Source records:
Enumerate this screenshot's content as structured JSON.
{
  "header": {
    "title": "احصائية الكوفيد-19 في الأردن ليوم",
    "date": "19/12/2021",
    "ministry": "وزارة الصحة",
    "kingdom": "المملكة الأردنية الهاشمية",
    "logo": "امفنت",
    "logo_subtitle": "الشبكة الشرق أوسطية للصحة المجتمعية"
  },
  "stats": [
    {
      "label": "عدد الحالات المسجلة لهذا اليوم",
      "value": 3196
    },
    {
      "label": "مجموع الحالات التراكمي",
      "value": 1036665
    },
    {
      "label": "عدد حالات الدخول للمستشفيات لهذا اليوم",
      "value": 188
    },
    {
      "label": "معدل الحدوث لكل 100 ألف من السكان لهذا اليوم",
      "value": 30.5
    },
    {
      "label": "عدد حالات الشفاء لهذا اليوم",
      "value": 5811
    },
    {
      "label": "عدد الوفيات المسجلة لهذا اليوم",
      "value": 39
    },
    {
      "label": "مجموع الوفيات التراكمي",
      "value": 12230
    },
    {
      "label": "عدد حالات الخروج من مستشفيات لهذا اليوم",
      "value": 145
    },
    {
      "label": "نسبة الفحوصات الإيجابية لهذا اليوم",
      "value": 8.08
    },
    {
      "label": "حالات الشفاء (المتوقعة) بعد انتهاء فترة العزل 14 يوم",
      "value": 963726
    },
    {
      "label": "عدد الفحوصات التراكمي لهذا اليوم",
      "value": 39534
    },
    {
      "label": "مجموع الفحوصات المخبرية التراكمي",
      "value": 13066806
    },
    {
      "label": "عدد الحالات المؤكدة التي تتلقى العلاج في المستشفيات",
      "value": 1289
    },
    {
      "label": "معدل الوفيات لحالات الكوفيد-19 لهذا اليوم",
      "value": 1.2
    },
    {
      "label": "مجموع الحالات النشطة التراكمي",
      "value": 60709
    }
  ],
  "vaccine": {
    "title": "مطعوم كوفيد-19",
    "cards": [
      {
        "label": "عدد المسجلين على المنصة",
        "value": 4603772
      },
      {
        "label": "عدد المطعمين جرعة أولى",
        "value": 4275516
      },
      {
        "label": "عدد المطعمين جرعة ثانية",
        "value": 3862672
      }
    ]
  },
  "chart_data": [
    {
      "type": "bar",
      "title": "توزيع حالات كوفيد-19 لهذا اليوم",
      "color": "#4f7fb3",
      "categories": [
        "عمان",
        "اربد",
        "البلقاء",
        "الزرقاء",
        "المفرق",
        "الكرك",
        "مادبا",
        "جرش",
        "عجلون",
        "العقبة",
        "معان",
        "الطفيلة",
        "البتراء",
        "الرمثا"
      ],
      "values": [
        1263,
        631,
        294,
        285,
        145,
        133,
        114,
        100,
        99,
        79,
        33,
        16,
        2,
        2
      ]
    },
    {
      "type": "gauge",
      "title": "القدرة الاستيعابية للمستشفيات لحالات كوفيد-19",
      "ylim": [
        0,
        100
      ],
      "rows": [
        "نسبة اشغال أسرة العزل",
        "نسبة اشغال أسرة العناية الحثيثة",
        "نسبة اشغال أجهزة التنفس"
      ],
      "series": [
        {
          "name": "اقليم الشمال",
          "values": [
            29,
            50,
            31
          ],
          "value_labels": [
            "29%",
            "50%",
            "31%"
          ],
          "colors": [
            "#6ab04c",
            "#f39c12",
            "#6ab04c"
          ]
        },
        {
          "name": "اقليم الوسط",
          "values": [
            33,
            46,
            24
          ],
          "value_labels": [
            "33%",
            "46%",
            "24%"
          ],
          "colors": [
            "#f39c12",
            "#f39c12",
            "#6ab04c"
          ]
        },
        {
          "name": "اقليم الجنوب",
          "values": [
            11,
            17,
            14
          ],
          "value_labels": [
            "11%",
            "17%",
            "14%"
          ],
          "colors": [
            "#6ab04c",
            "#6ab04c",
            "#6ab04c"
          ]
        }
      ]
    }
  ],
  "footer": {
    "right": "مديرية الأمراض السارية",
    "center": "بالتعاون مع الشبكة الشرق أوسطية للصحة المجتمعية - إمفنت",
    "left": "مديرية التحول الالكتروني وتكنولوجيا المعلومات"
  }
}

The problem: Could you quote the material above in full, exactly as it stands?

Expected answer:
Enumerate this screenshot's content as structured JSON.
{
  "header": {
    "title": "احصائية الكوفيد-19 في الأردن ليوم",
    "date": "19/12/2021",
    "ministry": "وزارة الصحة",
    "kingdom": "المملكة الأردنية الهاشمية",
    "logo": "امفنت",
    "logo_subtitle": "الشبكة الشرق أوسطية للصحة المجتمعية"
  },
  "stats": [
    {
      "label": "عدد الحالات المسجلة لهذا اليوم",
      "value": 3196
    },
    {
      "label": "مجموع الحالات التراكمي",
      "value": 1036665
    },
    {
      "label": "عدد حالات الدخول للمستشفيات لهذا اليوم",
      "value": 188
    },
    {
      "label": "معدل الحدوث لكل 100 ألف من السكان لهذا اليوم",
      "value": 30.5
    },
    {
      "label": "عدد حالات الشفاء لهذا اليوم",
      "value": 5811
    },
    {
      "label": "عدد الوفيات المسجلة لهذا اليوم",
      "value": 39
    },
    {
      "label": "مجموع الوفيات التراكمي",
      "value": 12230
    },
    {
      "label": "عدد حالات الخروج من مستشفيات لهذا اليوم",
      "value": 145
    },
    {
      "label": "نسبة الفحوصات الإيجابية لهذا اليوم",
      "value": 8.08
    },
    {
      "label": "حالات الشفاء (المتوقعة) بعد انتهاء فترة العزل 14 يوم",
      "value": 963726
    },
    {
      "label": "عدد الفحوصات التراكمي لهذا اليوم",
      "value": 39534
    },
    {
      "label": "مجموع الفحوصات المخبرية التراكمي",
      "value": 13066806
    },
    {
      "label": "عدد الحالات المؤكدة التي تتلقى العلاج في المستشفيات",
      "value": 1289
    },
    {
      "label": "معدل الوفيات لحالات الكوفيد-19 لهذا اليوم",
      "value": 1.2
    },
    {
      "label": "مجموع الحالات النشطة التراكمي",
      "value": 60709
    }
  ],
  "vaccine": {
    "title": "مطعوم كوفيد-19",
    "cards": [
      {
        "label": "عدد المسجلين على المنصة",
        "value": 4603772
      },
      {
        "label": "عدد المطعمين جرعة أولى",
        "value": 4275516
      },
      {
        "label": "عدد المطعمين جرعة ثانية",
        "value": 3862672
      }
    ]
  },
  "chart_data": [
    {
      "type": "bar",
      "title": "توزيع حالات كوفيد-19 لهذا اليوم",
      "color": "#4f7fb3",
      "categories": [
        "عمان",
        "اربد",
        "البلقاء",
        "الزرقاء",
        "المفرق",
        "الكرك",
        "مادبا",
        "جرش",
        "عجلون",
        "العقبة",
        "معان",
        "الطفيلة",
        "البتراء",
        "الرمثا"
      ],
      "values": [
        1263,
        631,
        294,
        285,
        145,
        133,
        114,
        100,
        99,
        79,
        33,
        16,
        2,
        2
      ]
    },
    {
      "type": "gauge",
      "title": "القدرة الاستيعابية للمستشفيات لحالات كوفيد-19",
      "ylim": [
        0,
        100
      ],
      "rows": [
        "نسبة اشغال أسرة العزل",
        "نسبة اشغال أسرة العناية الحثيثة",
        "نسبة اشغال أجهزة التنفس"
      ],
      "series": [
        {
          "name": "اقليم الشمال",
          "values": [
            29,
            50,
            31
          ],
          "value_labels": [
            "29%",
            "50%",
            "31%"
          ],
          "colors": [
            "#6ab04c",
            "#f39c12",
            "#6ab04c"
          ]
        },
        {
          "name": "اقليم الوسط",
          "values": [
            33,
            46,
            24
          ],
          "value_labels": [
            "33%",
            "46%",
            "24%"
          ],
          "colors": [
            "#f39c12",
            "#f39c12",
            "#6ab04c"
          ]
        },
        {
          "name": "اقليم الجنوب",
          "values": [
            11,
            17,
            14
          ],
          "value_labels": [
            "11%",
            "17%",
            "14%"
          ],
          "colors": [
            "#6ab04c",
            "#6ab04c",
            "#6ab04c"
          ]
        }
      ]
    }
  ],
  "footer": {
    "right": "مديرية الأمراض السارية",
    "center": "بالتعاون مع الشبكة الشرق أوسطية للصحة المجتمعية - إمفنت",
    "left": "مديرية التحول الالكتروني وتكنولوجيا المعلومات"
  }
}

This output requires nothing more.